--- Begin TASK MATERIAL ---

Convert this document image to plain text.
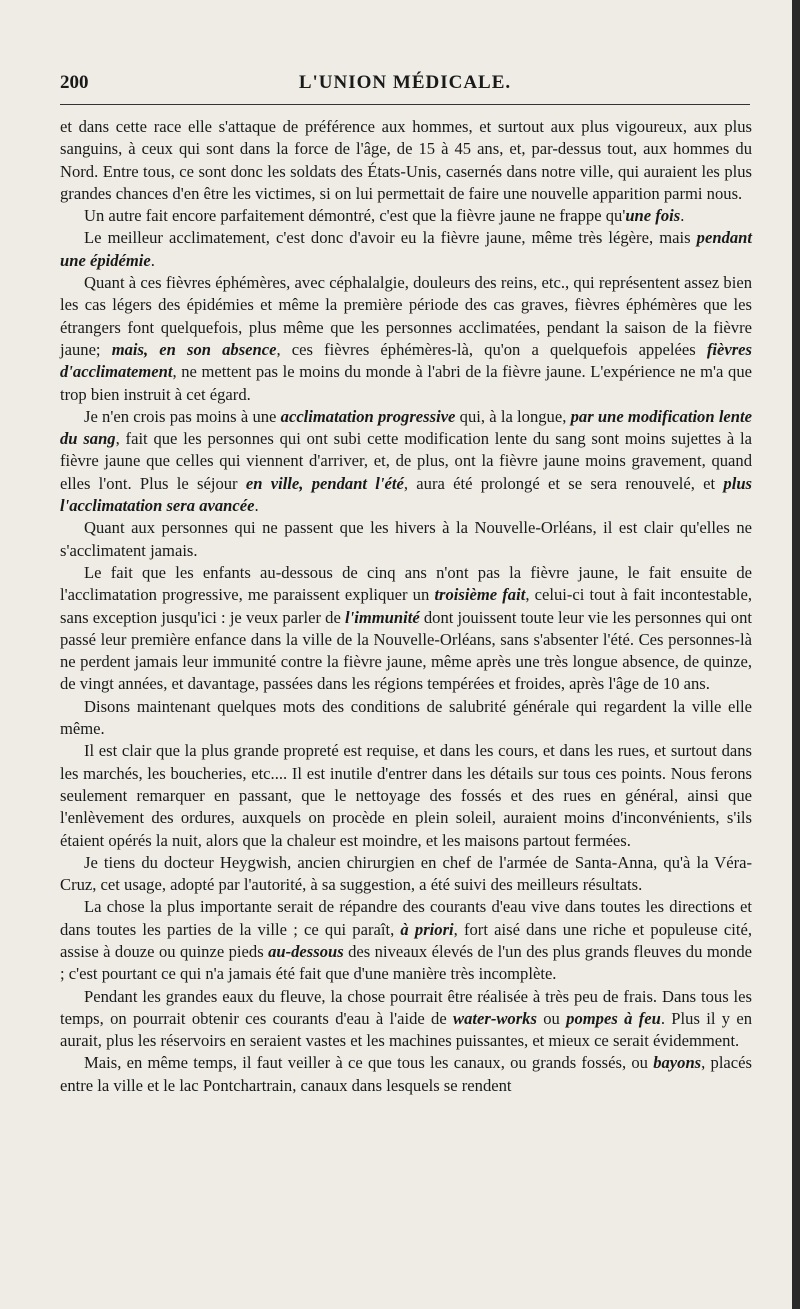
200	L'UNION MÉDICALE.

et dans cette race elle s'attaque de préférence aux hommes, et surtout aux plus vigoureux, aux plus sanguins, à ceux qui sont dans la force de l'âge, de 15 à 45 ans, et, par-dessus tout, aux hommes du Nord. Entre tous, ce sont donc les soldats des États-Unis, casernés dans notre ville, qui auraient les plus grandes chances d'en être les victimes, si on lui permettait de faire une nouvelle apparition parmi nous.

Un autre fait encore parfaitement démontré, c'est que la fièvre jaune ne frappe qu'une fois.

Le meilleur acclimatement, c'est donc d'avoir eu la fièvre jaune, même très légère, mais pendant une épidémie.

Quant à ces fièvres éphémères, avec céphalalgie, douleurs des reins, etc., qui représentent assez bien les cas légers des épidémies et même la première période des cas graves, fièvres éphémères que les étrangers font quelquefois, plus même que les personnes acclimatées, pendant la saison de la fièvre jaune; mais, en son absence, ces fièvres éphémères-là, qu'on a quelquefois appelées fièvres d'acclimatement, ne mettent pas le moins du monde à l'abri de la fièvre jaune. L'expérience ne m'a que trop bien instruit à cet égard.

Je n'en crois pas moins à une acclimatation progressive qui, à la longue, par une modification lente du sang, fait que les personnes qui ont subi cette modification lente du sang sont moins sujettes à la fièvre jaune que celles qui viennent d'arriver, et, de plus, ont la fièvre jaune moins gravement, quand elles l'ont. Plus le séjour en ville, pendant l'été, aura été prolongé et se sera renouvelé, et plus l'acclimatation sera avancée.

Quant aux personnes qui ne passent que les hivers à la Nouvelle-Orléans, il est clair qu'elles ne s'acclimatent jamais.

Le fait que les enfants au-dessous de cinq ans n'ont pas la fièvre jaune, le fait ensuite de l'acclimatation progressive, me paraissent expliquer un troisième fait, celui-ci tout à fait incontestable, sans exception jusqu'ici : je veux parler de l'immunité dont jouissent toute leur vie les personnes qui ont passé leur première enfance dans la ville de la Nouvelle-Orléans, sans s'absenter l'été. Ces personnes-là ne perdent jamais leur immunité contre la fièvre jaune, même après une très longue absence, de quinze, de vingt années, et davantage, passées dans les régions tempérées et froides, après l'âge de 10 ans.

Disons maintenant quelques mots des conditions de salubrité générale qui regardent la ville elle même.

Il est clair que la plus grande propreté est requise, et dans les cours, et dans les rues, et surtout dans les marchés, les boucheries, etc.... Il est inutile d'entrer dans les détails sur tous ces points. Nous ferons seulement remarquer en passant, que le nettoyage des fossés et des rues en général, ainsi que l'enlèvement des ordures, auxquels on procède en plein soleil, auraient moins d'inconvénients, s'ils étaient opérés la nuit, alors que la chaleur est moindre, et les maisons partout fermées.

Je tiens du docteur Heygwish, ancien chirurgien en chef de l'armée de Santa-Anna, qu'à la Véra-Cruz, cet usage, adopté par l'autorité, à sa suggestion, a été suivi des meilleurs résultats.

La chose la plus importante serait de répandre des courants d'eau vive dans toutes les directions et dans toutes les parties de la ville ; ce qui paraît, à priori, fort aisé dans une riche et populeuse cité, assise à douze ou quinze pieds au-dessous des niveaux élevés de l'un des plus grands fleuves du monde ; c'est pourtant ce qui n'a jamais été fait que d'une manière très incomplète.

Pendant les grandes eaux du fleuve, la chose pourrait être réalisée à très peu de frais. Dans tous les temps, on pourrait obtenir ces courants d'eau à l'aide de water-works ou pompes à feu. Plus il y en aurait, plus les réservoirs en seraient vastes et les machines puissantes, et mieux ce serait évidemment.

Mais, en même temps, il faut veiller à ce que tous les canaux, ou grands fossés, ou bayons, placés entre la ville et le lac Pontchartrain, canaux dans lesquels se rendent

--- End TASK MATERIAL ---
--- Begin TASK MATERIAL ---

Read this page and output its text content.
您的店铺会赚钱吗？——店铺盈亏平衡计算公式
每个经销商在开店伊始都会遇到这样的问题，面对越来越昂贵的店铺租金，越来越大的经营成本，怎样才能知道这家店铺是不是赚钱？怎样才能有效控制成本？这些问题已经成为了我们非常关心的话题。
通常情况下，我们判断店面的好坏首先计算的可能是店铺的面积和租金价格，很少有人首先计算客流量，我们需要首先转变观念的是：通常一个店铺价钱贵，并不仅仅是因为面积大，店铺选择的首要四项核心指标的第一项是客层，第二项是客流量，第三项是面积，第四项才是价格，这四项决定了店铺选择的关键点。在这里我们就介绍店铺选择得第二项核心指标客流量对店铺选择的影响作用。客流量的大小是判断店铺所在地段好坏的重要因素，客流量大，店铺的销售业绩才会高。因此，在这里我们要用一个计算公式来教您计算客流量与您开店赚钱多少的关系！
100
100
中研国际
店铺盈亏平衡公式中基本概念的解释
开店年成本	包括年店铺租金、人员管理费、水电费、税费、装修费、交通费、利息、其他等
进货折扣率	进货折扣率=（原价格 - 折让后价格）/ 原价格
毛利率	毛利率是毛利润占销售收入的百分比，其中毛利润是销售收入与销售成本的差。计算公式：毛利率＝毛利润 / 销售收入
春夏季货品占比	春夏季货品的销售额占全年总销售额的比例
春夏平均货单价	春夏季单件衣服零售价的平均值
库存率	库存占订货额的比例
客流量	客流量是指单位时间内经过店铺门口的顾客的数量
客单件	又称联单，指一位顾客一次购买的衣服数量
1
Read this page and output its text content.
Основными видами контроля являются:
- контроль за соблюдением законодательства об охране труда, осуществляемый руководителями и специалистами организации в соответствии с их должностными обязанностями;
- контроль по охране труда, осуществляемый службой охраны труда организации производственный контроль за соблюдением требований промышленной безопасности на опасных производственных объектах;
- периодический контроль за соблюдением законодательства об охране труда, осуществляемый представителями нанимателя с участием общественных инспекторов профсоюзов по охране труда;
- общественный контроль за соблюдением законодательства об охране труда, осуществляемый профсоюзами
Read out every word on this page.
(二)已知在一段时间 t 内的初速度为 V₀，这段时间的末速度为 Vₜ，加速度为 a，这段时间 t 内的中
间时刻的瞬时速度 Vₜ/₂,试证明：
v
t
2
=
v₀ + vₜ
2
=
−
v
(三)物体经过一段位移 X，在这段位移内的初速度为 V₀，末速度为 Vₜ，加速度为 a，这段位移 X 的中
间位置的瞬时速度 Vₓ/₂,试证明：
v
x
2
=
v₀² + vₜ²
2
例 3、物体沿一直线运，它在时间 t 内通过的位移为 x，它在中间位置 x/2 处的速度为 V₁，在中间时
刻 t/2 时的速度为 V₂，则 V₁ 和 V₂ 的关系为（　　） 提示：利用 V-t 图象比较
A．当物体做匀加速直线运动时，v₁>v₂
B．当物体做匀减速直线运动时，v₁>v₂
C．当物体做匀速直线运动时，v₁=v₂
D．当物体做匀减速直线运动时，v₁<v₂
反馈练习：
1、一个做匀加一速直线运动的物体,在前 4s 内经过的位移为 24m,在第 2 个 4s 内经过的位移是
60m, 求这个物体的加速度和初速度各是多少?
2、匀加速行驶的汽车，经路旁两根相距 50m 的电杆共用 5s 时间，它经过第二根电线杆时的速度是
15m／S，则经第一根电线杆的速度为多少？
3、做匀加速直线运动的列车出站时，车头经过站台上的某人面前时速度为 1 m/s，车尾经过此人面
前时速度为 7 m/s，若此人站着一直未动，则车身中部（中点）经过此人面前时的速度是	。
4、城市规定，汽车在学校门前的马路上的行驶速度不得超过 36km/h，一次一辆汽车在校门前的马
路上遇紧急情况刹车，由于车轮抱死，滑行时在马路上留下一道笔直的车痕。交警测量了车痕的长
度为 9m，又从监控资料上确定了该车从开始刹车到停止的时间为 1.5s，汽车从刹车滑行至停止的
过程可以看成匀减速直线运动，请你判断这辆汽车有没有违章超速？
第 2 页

--- End TASK MATERIAL ---

_WHAT IS ASKED_. Report how many lines in the data include the word "加速度为", and give nothing but the count.

_RESULT_. 2